Exercise -
Search the records for "Reach" and copy each line that holds it.

Supplied data -
***
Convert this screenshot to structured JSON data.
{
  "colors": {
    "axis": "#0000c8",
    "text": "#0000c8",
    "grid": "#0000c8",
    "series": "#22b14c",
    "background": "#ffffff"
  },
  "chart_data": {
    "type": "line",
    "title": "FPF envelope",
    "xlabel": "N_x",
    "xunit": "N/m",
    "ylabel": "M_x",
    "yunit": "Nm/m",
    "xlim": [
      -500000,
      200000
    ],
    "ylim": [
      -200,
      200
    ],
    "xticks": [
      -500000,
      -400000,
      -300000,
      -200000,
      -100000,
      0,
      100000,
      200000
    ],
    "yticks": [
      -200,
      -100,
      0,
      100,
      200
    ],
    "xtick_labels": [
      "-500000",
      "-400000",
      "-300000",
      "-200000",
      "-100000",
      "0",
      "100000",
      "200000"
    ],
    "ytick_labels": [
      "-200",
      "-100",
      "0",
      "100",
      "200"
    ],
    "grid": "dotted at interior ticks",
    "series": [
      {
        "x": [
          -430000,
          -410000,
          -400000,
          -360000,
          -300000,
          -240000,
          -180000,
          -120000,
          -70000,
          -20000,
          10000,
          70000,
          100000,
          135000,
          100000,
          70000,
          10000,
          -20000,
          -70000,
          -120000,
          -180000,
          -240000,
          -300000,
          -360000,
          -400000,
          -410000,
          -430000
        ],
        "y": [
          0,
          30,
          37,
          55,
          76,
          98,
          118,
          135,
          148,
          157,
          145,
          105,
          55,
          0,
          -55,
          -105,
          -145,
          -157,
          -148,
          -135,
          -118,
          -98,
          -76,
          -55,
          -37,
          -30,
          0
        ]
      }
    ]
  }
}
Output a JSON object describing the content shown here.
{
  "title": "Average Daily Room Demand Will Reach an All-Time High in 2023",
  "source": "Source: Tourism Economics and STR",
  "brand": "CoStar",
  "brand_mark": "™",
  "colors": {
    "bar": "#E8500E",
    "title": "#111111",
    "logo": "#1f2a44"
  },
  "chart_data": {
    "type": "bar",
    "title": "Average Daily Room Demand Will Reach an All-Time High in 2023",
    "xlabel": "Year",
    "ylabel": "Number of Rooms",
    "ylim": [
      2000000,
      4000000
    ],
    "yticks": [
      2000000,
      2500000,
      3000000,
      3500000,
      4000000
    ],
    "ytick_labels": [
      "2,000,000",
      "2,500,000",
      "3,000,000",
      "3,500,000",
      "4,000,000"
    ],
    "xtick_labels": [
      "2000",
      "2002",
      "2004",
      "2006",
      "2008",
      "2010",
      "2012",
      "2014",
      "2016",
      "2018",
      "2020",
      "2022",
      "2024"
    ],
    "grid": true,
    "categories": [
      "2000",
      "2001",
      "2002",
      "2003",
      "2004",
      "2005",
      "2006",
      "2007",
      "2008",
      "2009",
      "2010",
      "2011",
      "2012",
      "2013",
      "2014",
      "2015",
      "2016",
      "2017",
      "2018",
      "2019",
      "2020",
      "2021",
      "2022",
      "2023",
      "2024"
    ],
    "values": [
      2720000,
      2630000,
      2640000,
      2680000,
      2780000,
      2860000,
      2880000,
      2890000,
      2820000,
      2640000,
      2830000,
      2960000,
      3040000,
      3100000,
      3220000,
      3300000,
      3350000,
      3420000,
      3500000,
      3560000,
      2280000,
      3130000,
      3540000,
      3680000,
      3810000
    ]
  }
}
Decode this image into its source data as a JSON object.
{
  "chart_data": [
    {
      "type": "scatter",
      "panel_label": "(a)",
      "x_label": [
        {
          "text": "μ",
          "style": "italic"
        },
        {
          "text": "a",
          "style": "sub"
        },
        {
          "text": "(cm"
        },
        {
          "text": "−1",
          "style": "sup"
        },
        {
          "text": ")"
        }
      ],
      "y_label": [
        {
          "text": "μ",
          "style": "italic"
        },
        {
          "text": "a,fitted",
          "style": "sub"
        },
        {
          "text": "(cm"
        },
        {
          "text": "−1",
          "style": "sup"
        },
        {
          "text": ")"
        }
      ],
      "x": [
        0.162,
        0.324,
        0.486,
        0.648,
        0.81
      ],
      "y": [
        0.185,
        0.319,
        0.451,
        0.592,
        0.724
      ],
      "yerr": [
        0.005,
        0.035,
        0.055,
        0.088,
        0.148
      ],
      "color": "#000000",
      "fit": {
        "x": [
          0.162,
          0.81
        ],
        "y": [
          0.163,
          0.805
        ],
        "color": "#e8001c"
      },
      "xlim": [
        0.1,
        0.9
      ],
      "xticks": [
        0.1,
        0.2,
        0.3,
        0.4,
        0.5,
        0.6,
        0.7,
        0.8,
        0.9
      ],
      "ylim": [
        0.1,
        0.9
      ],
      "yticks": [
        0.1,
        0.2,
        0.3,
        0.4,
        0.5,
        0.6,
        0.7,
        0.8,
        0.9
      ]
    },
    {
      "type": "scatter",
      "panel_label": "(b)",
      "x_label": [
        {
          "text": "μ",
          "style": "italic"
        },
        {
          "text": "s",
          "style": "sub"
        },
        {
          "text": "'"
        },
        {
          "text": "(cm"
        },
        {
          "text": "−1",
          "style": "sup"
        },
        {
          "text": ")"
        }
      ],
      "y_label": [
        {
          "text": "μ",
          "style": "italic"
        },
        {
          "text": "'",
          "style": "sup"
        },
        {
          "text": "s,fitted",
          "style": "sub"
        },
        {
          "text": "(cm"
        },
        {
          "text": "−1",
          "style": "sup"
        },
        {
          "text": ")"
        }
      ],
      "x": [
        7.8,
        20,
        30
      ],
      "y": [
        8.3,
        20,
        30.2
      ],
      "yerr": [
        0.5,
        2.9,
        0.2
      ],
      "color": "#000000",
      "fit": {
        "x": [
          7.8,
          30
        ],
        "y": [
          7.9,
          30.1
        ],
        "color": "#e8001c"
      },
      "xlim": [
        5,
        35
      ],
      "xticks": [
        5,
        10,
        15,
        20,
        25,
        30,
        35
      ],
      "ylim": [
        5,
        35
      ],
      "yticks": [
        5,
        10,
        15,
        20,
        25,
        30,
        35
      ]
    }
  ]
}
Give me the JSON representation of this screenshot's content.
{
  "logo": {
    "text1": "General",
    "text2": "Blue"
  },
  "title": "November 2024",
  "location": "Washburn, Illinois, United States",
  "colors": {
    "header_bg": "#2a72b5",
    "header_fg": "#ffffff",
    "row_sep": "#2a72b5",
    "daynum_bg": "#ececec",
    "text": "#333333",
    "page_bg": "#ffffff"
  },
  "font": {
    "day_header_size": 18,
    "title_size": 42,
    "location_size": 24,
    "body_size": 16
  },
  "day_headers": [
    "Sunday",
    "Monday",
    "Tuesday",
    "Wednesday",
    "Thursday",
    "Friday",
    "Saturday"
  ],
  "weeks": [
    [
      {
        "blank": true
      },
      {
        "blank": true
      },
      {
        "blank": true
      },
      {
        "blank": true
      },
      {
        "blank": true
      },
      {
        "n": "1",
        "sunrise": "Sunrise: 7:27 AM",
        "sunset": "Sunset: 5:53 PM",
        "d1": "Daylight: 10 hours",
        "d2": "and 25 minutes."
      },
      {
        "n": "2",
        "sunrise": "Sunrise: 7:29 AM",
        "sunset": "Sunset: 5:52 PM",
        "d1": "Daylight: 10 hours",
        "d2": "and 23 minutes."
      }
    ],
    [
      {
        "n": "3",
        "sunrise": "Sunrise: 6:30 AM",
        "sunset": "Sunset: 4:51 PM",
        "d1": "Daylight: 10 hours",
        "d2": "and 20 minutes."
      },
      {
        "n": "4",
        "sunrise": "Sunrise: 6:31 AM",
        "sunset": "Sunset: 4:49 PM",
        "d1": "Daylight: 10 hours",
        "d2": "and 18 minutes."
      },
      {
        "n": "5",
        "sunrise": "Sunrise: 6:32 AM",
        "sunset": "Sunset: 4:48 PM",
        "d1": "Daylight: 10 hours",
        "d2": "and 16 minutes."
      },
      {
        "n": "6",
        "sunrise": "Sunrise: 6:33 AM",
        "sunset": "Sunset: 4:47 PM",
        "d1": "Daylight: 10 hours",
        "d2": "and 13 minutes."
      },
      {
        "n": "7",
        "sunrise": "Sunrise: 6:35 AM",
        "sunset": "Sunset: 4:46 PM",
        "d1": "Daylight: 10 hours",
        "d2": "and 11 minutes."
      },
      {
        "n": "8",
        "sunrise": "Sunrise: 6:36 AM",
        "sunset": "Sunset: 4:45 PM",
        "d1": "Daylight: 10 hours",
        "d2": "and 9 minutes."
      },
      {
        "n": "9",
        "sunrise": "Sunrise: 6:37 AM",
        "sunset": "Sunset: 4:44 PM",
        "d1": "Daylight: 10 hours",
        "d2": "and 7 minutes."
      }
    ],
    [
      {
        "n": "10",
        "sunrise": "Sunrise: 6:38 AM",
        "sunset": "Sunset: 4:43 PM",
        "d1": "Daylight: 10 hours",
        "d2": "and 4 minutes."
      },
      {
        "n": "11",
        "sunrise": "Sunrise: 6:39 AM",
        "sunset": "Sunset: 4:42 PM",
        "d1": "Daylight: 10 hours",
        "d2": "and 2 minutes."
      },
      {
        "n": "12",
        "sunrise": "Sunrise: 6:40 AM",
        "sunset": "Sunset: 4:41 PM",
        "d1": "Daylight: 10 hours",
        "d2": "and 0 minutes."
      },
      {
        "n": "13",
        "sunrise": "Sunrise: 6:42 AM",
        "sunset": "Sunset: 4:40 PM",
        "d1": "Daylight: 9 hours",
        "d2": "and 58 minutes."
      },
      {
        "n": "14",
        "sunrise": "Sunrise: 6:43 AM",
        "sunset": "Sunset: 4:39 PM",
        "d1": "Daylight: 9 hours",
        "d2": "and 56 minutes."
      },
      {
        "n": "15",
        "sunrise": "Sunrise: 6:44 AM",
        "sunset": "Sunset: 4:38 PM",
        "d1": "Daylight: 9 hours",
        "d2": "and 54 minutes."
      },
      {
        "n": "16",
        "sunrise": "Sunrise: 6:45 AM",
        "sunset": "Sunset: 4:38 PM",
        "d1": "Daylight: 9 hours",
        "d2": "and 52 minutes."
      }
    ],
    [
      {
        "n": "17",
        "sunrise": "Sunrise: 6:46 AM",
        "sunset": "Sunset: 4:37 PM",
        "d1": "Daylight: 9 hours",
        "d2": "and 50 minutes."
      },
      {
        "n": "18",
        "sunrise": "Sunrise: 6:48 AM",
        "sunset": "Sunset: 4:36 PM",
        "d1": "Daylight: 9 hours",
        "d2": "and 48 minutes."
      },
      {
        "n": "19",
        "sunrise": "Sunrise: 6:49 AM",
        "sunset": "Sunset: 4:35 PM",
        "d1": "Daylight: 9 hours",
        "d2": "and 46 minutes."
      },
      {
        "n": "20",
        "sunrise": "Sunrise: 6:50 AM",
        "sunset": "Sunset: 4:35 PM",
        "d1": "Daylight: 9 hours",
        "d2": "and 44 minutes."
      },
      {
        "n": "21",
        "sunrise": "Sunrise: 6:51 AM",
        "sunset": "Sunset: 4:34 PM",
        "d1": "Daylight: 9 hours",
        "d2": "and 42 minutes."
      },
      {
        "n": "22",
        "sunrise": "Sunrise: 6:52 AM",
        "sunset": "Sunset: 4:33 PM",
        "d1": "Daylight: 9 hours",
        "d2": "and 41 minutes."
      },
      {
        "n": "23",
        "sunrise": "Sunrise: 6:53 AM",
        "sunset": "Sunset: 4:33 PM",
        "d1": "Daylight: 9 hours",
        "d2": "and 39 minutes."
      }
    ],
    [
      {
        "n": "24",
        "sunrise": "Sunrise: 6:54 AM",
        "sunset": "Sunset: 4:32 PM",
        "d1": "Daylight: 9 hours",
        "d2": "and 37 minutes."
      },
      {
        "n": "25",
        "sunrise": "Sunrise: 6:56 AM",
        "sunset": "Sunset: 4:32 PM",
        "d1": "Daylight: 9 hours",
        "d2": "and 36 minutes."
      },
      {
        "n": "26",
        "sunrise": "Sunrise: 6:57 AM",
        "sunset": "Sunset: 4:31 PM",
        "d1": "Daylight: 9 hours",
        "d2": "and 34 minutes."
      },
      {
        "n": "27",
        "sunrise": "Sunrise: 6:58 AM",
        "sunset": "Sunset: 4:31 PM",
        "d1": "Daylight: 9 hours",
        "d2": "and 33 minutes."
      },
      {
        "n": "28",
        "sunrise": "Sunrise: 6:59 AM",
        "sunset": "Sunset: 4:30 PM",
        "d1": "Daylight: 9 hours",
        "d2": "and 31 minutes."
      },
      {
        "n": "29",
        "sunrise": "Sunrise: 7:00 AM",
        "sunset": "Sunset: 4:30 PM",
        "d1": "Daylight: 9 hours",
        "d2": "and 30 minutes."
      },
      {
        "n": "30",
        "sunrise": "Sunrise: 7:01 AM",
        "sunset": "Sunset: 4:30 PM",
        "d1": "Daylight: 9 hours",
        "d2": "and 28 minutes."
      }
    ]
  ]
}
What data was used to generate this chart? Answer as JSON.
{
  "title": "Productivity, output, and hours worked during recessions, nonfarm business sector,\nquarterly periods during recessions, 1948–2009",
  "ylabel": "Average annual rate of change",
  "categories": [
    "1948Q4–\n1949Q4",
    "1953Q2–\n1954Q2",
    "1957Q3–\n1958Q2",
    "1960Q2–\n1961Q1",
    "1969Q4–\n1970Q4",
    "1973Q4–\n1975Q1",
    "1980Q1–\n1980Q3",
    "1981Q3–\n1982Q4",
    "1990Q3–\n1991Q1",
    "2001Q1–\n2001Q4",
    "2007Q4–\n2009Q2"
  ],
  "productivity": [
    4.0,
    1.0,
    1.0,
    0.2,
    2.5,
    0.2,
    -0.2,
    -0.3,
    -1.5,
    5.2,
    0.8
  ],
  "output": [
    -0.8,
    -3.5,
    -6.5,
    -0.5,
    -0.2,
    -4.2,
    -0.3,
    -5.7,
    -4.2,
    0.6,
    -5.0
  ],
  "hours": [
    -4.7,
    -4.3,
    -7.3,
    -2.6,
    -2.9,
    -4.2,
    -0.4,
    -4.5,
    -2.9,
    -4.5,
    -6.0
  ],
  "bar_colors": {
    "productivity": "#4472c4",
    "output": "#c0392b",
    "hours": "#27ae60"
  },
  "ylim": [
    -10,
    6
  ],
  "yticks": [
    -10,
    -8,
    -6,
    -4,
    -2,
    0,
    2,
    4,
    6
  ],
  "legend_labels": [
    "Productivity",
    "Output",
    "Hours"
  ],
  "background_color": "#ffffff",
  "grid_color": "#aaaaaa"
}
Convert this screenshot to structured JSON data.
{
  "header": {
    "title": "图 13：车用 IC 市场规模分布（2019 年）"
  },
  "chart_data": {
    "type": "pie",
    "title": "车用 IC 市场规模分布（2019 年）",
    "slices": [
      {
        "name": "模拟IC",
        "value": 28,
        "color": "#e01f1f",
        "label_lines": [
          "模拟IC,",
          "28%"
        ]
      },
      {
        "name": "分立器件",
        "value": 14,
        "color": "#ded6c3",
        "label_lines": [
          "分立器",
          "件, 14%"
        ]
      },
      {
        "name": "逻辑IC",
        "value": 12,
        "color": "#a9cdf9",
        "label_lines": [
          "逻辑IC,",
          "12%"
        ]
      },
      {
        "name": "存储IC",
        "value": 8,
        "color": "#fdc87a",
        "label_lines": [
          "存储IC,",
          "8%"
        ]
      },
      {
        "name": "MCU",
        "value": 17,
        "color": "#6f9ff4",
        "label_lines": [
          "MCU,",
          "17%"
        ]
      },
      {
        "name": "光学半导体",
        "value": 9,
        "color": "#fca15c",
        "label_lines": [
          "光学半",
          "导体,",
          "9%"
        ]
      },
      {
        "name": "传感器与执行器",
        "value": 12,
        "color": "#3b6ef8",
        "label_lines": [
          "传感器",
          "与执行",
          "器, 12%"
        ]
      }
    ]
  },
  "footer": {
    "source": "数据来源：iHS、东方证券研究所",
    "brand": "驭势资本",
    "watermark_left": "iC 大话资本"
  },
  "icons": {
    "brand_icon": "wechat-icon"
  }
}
***
Response below -
  "title": "Average Daily Room Demand Will Reach an All-Time High in 2023",
    "title": "Average Daily Room Demand Will Reach an All-Time High in 2023",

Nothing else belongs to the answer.